▸ PROBLEM TO WORK ON: Find each line in the items below that contains the string "日一二三四五六" with matching case, and copy every such line.

= = = = =

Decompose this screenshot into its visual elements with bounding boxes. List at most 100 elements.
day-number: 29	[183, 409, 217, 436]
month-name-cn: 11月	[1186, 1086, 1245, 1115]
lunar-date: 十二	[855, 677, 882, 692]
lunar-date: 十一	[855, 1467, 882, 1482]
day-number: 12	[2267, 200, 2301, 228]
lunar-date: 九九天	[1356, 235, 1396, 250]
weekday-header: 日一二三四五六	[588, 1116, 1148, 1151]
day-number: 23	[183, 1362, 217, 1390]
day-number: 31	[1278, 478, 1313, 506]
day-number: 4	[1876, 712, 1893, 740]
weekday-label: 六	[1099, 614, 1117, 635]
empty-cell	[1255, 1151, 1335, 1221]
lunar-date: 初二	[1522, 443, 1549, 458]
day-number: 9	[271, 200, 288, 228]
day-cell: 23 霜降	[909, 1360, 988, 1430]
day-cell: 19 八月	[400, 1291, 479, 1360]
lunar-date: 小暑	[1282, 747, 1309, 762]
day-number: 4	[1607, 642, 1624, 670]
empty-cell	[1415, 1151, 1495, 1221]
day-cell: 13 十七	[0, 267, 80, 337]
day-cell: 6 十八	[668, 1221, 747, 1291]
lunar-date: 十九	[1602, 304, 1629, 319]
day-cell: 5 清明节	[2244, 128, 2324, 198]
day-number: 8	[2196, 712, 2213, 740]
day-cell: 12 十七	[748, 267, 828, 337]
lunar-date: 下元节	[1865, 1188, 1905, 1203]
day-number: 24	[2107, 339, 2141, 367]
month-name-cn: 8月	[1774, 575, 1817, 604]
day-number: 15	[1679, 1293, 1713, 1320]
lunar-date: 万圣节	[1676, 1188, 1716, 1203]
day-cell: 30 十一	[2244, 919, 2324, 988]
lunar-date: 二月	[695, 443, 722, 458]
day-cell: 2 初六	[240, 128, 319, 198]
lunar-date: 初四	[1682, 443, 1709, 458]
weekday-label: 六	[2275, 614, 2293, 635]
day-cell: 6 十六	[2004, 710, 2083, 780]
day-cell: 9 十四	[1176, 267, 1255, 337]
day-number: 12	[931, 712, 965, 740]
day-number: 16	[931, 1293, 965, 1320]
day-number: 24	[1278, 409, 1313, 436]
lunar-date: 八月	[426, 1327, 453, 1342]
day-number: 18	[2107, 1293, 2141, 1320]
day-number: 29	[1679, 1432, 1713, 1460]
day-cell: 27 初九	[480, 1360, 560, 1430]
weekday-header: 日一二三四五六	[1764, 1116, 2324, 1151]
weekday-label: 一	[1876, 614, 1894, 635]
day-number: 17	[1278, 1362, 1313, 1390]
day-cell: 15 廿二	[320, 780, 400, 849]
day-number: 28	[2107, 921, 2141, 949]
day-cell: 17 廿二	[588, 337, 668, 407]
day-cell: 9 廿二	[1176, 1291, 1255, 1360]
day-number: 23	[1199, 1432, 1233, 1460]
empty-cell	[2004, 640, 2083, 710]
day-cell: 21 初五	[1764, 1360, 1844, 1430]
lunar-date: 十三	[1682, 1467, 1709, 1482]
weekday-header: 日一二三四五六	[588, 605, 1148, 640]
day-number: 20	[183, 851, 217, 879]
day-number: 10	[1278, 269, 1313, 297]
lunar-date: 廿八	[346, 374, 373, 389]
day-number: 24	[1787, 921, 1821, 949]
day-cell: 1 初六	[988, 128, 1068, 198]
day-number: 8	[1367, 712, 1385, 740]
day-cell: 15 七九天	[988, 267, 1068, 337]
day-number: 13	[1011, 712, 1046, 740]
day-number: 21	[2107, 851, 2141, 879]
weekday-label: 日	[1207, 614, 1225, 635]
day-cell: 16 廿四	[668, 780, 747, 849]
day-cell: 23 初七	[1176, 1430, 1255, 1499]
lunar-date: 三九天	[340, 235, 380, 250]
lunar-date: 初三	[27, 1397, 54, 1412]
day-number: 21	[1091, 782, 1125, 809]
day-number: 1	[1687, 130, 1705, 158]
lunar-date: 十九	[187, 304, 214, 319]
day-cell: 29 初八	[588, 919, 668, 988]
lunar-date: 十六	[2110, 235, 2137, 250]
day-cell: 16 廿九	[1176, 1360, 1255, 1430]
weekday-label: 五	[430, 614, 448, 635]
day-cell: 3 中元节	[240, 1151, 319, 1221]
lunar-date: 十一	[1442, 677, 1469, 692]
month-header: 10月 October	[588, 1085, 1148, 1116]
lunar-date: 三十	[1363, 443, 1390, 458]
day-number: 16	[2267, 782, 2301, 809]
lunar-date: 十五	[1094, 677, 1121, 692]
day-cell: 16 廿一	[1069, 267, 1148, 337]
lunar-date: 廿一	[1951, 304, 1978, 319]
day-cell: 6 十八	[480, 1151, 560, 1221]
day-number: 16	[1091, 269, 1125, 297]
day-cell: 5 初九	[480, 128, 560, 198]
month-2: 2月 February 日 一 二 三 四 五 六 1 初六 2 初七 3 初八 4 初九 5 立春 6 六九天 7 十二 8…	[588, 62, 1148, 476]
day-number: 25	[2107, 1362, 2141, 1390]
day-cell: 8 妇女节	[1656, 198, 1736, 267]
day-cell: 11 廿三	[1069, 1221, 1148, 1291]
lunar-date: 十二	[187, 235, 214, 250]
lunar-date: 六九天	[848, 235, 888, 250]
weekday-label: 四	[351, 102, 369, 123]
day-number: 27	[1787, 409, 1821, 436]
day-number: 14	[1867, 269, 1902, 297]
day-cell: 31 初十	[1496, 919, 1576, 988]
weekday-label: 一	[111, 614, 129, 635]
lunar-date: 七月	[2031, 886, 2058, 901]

= = = = =

▸ REPLY TO THE EXERCISE:
weekday-header: 日一二三四五六	[588, 1116, 1148, 1151]
weekday-header: 日一二三四五六	[1764, 1116, 2324, 1151]
weekday-header: 日一二三四五六	[588, 605, 1148, 640]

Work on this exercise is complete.